Task to carry out
Repeat the data verbatim.

= = = = =

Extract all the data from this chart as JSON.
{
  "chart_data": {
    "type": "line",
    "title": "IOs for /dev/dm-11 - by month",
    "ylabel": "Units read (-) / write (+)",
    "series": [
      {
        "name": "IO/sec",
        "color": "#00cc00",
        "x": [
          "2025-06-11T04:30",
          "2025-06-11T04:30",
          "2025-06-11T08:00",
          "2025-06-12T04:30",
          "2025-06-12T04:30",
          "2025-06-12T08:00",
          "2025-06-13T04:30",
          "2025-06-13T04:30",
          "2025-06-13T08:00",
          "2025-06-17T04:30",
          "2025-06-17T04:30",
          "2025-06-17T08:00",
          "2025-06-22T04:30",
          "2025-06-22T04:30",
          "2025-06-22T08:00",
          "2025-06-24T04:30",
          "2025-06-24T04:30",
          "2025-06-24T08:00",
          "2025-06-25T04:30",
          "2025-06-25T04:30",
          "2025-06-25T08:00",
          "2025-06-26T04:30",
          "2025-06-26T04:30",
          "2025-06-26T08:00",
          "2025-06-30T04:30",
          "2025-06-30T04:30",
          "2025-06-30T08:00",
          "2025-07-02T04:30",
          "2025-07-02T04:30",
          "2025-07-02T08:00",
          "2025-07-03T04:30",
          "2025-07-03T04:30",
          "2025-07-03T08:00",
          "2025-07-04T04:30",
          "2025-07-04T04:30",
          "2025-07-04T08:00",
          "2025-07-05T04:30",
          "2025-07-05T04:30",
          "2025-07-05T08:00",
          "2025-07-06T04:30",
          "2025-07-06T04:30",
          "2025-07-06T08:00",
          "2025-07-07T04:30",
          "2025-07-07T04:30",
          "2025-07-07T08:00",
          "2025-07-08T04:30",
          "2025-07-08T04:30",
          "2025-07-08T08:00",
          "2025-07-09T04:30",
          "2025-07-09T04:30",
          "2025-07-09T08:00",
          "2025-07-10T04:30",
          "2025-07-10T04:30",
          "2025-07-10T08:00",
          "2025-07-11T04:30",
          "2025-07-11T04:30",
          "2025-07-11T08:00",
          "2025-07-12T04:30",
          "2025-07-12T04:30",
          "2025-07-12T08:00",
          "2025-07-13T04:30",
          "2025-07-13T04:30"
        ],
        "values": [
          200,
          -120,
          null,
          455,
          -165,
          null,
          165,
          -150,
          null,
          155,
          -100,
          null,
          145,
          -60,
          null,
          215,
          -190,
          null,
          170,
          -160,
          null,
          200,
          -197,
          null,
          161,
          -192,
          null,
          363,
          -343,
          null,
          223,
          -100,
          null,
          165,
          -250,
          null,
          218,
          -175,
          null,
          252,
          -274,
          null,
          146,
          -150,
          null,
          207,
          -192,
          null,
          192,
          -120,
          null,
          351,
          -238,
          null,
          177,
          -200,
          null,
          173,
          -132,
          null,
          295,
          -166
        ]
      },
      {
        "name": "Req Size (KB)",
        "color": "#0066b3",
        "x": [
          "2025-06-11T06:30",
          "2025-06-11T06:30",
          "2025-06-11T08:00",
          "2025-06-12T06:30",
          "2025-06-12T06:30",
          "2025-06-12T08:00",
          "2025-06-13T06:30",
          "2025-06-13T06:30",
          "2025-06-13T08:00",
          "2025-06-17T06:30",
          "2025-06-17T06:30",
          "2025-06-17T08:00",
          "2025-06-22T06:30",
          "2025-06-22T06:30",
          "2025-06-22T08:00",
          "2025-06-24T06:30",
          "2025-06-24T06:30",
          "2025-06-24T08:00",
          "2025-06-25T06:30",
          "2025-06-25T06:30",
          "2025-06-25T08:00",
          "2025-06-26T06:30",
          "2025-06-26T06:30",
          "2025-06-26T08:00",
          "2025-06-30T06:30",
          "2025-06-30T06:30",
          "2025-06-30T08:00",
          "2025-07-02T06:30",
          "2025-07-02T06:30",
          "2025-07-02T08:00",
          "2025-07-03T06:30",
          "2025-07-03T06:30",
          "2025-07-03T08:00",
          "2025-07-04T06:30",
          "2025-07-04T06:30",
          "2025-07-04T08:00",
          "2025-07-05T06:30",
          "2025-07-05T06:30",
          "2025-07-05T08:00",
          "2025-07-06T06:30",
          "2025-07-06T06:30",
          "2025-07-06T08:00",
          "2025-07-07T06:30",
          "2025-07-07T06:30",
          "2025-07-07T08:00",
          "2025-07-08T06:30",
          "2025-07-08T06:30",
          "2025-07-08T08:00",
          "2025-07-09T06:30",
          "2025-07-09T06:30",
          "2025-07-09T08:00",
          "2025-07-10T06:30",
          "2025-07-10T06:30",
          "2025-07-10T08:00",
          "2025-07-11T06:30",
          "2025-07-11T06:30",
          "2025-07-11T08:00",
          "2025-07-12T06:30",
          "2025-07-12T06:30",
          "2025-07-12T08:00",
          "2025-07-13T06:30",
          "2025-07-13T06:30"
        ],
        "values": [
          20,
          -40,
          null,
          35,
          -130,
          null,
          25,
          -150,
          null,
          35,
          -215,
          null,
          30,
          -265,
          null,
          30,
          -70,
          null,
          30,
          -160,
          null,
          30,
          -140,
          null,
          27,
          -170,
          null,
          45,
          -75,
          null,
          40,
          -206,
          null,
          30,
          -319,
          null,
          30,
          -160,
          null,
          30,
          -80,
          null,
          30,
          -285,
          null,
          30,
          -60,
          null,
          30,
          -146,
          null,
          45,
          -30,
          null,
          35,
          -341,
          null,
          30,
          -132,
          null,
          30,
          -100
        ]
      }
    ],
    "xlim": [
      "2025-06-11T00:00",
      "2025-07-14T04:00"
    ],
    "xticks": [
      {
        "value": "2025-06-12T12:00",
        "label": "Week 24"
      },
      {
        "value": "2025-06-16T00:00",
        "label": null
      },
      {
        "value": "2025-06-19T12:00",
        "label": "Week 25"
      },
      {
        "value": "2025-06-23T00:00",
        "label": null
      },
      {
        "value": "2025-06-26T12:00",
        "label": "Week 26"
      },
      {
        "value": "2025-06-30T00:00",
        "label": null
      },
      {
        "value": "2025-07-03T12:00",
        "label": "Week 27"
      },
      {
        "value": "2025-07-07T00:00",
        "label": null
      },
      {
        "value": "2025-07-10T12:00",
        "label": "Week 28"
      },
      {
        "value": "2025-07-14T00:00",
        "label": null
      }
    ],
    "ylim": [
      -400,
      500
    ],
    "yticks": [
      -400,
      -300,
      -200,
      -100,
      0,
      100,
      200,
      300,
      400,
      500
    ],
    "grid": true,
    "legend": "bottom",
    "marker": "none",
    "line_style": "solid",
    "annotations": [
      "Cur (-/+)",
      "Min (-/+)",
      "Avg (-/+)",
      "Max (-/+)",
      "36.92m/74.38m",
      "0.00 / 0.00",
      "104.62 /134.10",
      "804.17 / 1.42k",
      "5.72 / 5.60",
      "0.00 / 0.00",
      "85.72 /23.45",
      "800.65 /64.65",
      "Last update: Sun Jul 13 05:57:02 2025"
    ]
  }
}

= = = = =

Output for this exercise
Extract all the data from this chart as JSON.
{
  "chart_data": {
    "type": "line",
    "title": "IOs for /dev/dm-11 - by month",
    "ylabel": "Units read (-) / write (+)",
    "series": [
      {
        "name": "IO/sec",
        "color": "#00cc00",
        "x": [
          "2025-06-11T04:30",
          "2025-06-11T04:30",
          "2025-06-11T08:00",
          "2025-06-12T04:30",
          "2025-06-12T04:30",
          "2025-06-12T08:00",
          "2025-06-13T04:30",
          "2025-06-13T04:30",
          "2025-06-13T08:00",
          "2025-06-17T04:30",
          "2025-06-17T04:30",
          "2025-06-17T08:00",
          "2025-06-22T04:30",
          "2025-06-22T04:30",
          "2025-06-22T08:00",
          "2025-06-24T04:30",
          "2025-06-24T04:30",
          "2025-06-24T08:00",
          "2025-06-25T04:30",
          "2025-06-25T04:30",
          "2025-06-25T08:00",
          "2025-06-26T04:30",
          "2025-06-26T04:30",
          "2025-06-26T08:00",
          "2025-06-30T04:30",
          "2025-06-30T04:30",
          "2025-06-30T08:00",
          "2025-07-02T04:30",
          "2025-07-02T04:30",
          "2025-07-02T08:00",
          "2025-07-03T04:30",
          "2025-07-03T04:30",
          "2025-07-03T08:00",
          "2025-07-04T04:30",
          "2025-07-04T04:30",
          "2025-07-04T08:00",
          "2025-07-05T04:30",
          "2025-07-05T04:30",
          "2025-07-05T08:00",
          "2025-07-06T04:30",
          "2025-07-06T04:30",
          "2025-07-06T08:00",
          "2025-07-07T04:30",
          "2025-07-07T04:30",
          "2025-07-07T08:00",
          "2025-07-08T04:30",
          "2025-07-08T04:30",
          "2025-07-08T08:00",
          "2025-07-09T04:30",
          "2025-07-09T04:30",
          "2025-07-09T08:00",
          "2025-07-10T04:30",
          "2025-07-10T04:30",
          "2025-07-10T08:00",
          "2025-07-11T04:30",
          "2025-07-11T04:30",
          "2025-07-11T08:00",
          "2025-07-12T04:30",
          "2025-07-12T04:30",
          "2025-07-12T08:00",
          "2025-07-13T04:30",
          "2025-07-13T04:30"
        ],
        "values": [
          200,
          -120,
          null,
          455,
          -165,
          null,
          165,
          -150,
          null,
          155,
          -100,
          null,
          145,
          -60,
          null,
          215,
          -190,
          null,
          170,
          -160,
          null,
          200,
          -197,
          null,
          161,
          -192,
          null,
          363,
          -343,
          null,
          223,
          -100,
          null,
          165,
          -250,
          null,
          218,
          -175,
          null,
          252,
          -274,
          null,
          146,
          -150,
          null,
          207,
          -192,
          null,
          192,
          -120,
          null,
          351,
          -238,
          null,
          177,
          -200,
          null,
          173,
          -132,
          null,
          295,
          -166
        ]
      },
      {
        "name": "Req Size (KB)",
        "color": "#0066b3",
        "x": [
          "2025-06-11T06:30",
          "2025-06-11T06:30",
          "2025-06-11T08:00",
          "2025-06-12T06:30",
          "2025-06-12T06:30",
          "2025-06-12T08:00",
          "2025-06-13T06:30",
          "2025-06-13T06:30",
          "2025-06-13T08:00",
          "2025-06-17T06:30",
          "2025-06-17T06:30",
          "2025-06-17T08:00",
          "2025-06-22T06:30",
          "2025-06-22T06:30",
          "2025-06-22T08:00",
          "2025-06-24T06:30",
          "2025-06-24T06:30",
          "2025-06-24T08:00",
          "2025-06-25T06:30",
          "2025-06-25T06:30",
          "2025-06-25T08:00",
          "2025-06-26T06:30",
          "2025-06-26T06:30",
          "2025-06-26T08:00",
          "2025-06-30T06:30",
          "2025-06-30T06:30",
          "2025-06-30T08:00",
          "2025-07-02T06:30",
          "2025-07-02T06:30",
          "2025-07-02T08:00",
          "2025-07-03T06:30",
          "2025-07-03T06:30",
          "2025-07-03T08:00",
          "2025-07-04T06:30",
          "2025-07-04T06:30",
          "2025-07-04T08:00",
          "2025-07-05T06:30",
          "2025-07-05T06:30",
          "2025-07-05T08:00",
          "2025-07-06T06:30",
          "2025-07-06T06:30",
          "2025-07-06T08:00",
          "2025-07-07T06:30",
          "2025-07-07T06:30",
          "2025-07-07T08:00",
          "2025-07-08T06:30",
          "2025-07-08T06:30",
          "2025-07-08T08:00",
          "2025-07-09T06:30",
          "2025-07-09T06:30",
          "2025-07-09T08:00",
          "2025-07-10T06:30",
          "2025-07-10T06:30",
          "2025-07-10T08:00",
          "2025-07-11T06:30",
          "2025-07-11T06:30",
          "2025-07-11T08:00",
          "2025-07-12T06:30",
          "2025-07-12T06:30",
          "2025-07-12T08:00",
          "2025-07-13T06:30",
          "2025-07-13T06:30"
        ],
        "values": [
          20,
          -40,
          null,
          35,
          -130,
          null,
          25,
          -150,
          null,
          35,
          -215,
          null,
          30,
          -265,
          null,
          30,
          -70,
          null,
          30,
          -160,
          null,
          30,
          -140,
          null,
          27,
          -170,
          null,
          45,
          -75,
          null,
          40,
          -206,
          null,
          30,
          -319,
          null,
          30,
          -160,
          null,
          30,
          -80,
          null,
          30,
          -285,
          null,
          30,
          -60,
          null,
          30,
          -146,
          null,
          45,
          -30,
          null,
          35,
          -341,
          null,
          30,
          -132,
          null,
          30,
          -100
        ]
      }
    ],
    "xlim": [
      "2025-06-11T00:00",
      "2025-07-14T04:00"
    ],
    "xticks": [
      {
        "value": "2025-06-12T12:00",
        "label": "Week 24"
      },
      {
        "value": "2025-06-16T00:00",
        "label": null
      },
      {
        "value": "2025-06-19T12:00",
        "label": "Week 25"
      },
      {
        "value": "2025-06-23T00:00",
        "label": null
      },
      {
        "value": "2025-06-26T12:00",
        "label": "Week 26"
      },
      {
        "value": "2025-06-30T00:00",
        "label": null
      },
      {
        "value": "2025-07-03T12:00",
        "label": "Week 27"
      },
      {
        "value": "2025-07-07T00:00",
        "label": null
      },
      {
        "value": "2025-07-10T12:00",
        "label": "Week 28"
      },
      {
        "value": "2025-07-14T00:00",
        "label": null
      }
    ],
    "ylim": [
      -400,
      500
    ],
    "yticks": [
      -400,
      -300,
      -200,
      -100,
      0,
      100,
      200,
      300,
      400,
      500
    ],
    "grid": true,
    "legend": "bottom",
    "marker": "none",
    "line_style": "solid",
    "annotations": [
      "Cur (-/+)",
      "Min (-/+)",
      "Avg (-/+)",
      "Max (-/+)",
      "36.92m/74.38m",
      "0.00 / 0.00",
      "104.62 /134.10",
      "804.17 / 1.42k",
      "5.72 / 5.60",
      "0.00 / 0.00",
      "85.72 /23.45",
      "800.65 /64.65",
      "Last update: Sun Jul 13 05:57:02 2025"
    ]
  }
}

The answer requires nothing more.